(Exercise): Render every entry verbatim.

(Dataset records):
= = = = =
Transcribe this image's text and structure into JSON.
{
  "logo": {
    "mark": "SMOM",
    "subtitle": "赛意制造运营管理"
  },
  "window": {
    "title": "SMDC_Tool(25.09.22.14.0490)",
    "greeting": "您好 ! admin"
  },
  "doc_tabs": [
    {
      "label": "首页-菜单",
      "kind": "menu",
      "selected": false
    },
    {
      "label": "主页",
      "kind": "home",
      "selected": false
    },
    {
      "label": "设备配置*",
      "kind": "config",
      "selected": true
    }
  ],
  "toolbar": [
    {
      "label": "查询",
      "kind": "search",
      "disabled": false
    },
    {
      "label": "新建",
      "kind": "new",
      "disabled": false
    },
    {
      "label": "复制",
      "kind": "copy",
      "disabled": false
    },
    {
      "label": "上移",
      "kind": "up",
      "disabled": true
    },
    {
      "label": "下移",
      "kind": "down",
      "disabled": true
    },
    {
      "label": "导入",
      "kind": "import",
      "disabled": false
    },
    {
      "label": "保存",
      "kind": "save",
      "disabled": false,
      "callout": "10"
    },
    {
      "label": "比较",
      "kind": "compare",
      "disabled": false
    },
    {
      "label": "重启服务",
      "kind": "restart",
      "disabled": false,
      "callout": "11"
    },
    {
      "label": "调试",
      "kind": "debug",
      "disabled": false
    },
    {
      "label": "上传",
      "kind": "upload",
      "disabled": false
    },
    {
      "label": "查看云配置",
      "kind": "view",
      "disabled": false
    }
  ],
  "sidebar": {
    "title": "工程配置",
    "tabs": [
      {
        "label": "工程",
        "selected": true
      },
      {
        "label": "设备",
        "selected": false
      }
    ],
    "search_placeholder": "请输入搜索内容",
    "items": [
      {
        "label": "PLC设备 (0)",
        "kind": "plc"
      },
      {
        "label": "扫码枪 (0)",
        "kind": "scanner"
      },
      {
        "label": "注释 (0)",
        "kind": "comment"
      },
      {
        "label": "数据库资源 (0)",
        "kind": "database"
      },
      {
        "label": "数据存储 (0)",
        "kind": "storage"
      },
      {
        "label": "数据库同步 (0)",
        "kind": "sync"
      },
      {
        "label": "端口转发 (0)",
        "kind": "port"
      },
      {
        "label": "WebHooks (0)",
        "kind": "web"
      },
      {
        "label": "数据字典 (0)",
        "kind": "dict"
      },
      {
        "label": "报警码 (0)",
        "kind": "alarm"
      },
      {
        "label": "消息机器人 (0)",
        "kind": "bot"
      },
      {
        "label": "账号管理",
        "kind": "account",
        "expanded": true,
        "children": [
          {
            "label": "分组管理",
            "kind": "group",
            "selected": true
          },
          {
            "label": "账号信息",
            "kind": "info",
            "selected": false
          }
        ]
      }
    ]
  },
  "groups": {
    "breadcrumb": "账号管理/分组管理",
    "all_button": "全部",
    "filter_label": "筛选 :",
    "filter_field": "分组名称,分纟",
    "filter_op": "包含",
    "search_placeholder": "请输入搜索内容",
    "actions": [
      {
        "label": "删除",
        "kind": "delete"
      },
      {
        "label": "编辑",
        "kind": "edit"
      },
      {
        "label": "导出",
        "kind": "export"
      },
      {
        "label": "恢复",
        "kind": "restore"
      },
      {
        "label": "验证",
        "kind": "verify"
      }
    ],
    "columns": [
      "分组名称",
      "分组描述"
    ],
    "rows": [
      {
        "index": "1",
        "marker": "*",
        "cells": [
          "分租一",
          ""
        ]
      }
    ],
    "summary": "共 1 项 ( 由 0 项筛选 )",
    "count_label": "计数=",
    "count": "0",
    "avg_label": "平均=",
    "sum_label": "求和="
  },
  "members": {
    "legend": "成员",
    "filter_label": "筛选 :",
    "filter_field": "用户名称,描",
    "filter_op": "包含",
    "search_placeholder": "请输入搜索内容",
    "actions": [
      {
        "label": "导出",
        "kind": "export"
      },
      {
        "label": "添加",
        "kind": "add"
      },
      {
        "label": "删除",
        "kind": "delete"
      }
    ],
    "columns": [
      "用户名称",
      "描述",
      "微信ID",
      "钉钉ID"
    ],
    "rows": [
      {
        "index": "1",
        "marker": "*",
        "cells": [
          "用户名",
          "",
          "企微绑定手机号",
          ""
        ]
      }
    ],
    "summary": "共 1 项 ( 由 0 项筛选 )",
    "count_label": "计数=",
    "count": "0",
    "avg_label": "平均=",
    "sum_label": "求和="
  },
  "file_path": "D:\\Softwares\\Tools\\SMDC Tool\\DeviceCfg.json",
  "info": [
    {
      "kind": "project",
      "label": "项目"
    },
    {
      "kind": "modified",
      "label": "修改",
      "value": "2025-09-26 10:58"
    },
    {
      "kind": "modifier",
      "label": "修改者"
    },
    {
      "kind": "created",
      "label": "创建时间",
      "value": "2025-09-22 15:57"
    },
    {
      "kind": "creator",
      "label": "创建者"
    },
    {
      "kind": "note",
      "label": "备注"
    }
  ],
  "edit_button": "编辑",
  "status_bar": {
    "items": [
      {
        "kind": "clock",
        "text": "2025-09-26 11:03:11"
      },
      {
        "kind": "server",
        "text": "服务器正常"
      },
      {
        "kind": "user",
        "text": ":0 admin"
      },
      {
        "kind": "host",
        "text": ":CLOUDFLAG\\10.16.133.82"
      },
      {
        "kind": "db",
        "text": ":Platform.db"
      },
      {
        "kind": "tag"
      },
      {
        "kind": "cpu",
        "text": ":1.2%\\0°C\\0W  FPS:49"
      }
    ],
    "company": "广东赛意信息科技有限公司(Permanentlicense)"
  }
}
= = = = =
(Response to this task):
Transcribe this image's text and structure into JSON.
{
  "logo": {
    "mark": "SMOM",
    "subtitle": "赛意制造运营管理"
  },
  "window": {
    "title": "SMDC_Tool(25.09.22.14.0490)",
    "greeting": "您好 ! admin"
  },
  "doc_tabs": [
    {
      "label": "首页-菜单",
      "kind": "menu",
      "selected": false
    },
    {
      "label": "主页",
      "kind": "home",
      "selected": false
    },
    {
      "label": "设备配置*",
      "kind": "config",
      "selected": true
    }
  ],
  "toolbar": [
    {
      "label": "查询",
      "kind": "search",
      "disabled": false
    },
    {
      "label": "新建",
      "kind": "new",
      "disabled": false
    },
    {
      "label": "复制",
      "kind": "copy",
      "disabled": false
    },
    {
      "label": "上移",
      "kind": "up",
      "disabled": true
    },
    {
      "label": "下移",
      "kind": "down",
      "disabled": true
    },
    {
      "label": "导入",
      "kind": "import",
      "disabled": false
    },
    {
      "label": "保存",
      "kind": "save",
      "disabled": false,
      "callout": "10"
    },
    {
      "label": "比较",
      "kind": "compare",
      "disabled": false
    },
    {
      "label": "重启服务",
      "kind": "restart",
      "disabled": false,
      "callout": "11"
    },
    {
      "label": "调试",
      "kind": "debug",
      "disabled": false
    },
    {
      "label": "上传",
      "kind": "upload",
      "disabled": false
    },
    {
      "label": "查看云配置",
      "kind": "view",
      "disabled": false
    }
  ],
  "sidebar": {
    "title": "工程配置",
    "tabs": [
      {
        "label": "工程",
        "selected": true
      },
      {
        "label": "设备",
        "selected": false
      }
    ],
    "search_placeholder": "请输入搜索内容",
    "items": [
      {
        "label": "PLC设备 (0)",
        "kind": "plc"
      },
      {
        "label": "扫码枪 (0)",
        "kind": "scanner"
      },
      {
        "label": "注释 (0)",
        "kind": "comment"
      },
      {
        "label": "数据库资源 (0)",
        "kind": "database"
      },
      {
        "label": "数据存储 (0)",
        "kind": "storage"
      },
      {
        "label": "数据库同步 (0)",
        "kind": "sync"
      },
      {
        "label": "端口转发 (0)",
        "kind": "port"
      },
      {
        "label": "WebHooks (0)",
        "kind": "web"
      },
      {
        "label": "数据字典 (0)",
        "kind": "dict"
      },
      {
        "label": "报警码 (0)",
        "kind": "alarm"
      },
      {
        "label": "消息机器人 (0)",
        "kind": "bot"
      },
      {
        "label": "账号管理",
        "kind": "account",
        "expanded": true,
        "children": [
          {
            "label": "分组管理",
            "kind": "group",
            "selected": true
          },
          {
            "label": "账号信息",
            "kind": "info",
            "selected": false
          }
        ]
      }
    ]
  },
  "groups": {
    "breadcrumb": "账号管理/分组管理",
    "all_button": "全部",
    "filter_label": "筛选 :",
    "filter_field": "分组名称,分纟",
    "filter_op": "包含",
    "search_placeholder": "请输入搜索内容",
    "actions": [
      {
        "label": "删除",
        "kind": "delete"
      },
      {
        "label": "编辑",
        "kind": "edit"
      },
      {
        "label": "导出",
        "kind": "export"
      },
      {
        "label": "恢复",
        "kind": "restore"
      },
      {
        "label": "验证",
        "kind": "verify"
      }
    ],
    "columns": [
      "分组名称",
      "分组描述"
    ],
    "rows": [
      {
        "index": "1",
        "marker": "*",
        "cells": [
          "分租一",
          ""
        ]
      }
    ],
    "summary": "共 1 项 ( 由 0 项筛选 )",
    "count_label": "计数=",
    "count": "0",
    "avg_label": "平均=",
    "sum_label": "求和="
  },
  "members": {
    "legend": "成员",
    "filter_label": "筛选 :",
    "filter_field": "用户名称,描",
    "filter_op": "包含",
    "search_placeholder": "请输入搜索内容",
    "actions": [
      {
        "label": "导出",
        "kind": "export"
      },
      {
        "label": "添加",
        "kind": "add"
      },
      {
        "label": "删除",
        "kind": "delete"
      }
    ],
    "columns": [
      "用户名称",
      "描述",
      "微信ID",
      "钉钉ID"
    ],
    "rows": [
      {
        "index": "1",
        "marker": "*",
        "cells": [
          "用户名",
          "",
          "企微绑定手机号",
          ""
        ]
      }
    ],
    "summary": "共 1 项 ( 由 0 项筛选 )",
    "count_label": "计数=",
    "count": "0",
    "avg_label": "平均=",
    "sum_label": "求和="
  },
  "file_path": "D:\\Softwares\\Tools\\SMDC Tool\\DeviceCfg.json",
  "info": [
    {
      "kind": "project",
      "label": "项目"
    },
    {
      "kind": "modified",
      "label": "修改",
      "value": "2025-09-26 10:58"
    },
    {
      "kind": "modifier",
      "label": "修改者"
    },
    {
      "kind": "created",
      "label": "创建时间",
      "value": "2025-09-22 15:57"
    },
    {
      "kind": "creator",
      "label": "创建者"
    },
    {
      "kind": "note",
      "label": "备注"
    }
  ],
  "edit_button": "编辑",
  "status_bar": {
    "items": [
      {
        "kind": "clock",
        "text": "2025-09-26 11:03:11"
      },
      {
        "kind": "server",
        "text": "服务器正常"
      },
      {
        "kind": "user",
        "text": ":0 admin"
      },
      {
        "kind": "host",
        "text": ":CLOUDFLAG\\10.16.133.82"
      },
      {
        "kind": "db",
        "text": ":Platform.db"
      },
      {
        "kind": "tag"
      },
      {
        "kind": "cpu",
        "text": ":1.2%\\0°C\\0W  FPS:49"
      }
    ],
    "company": "广东赛意信息科技有限公司(Permanentlicense)"
  }
}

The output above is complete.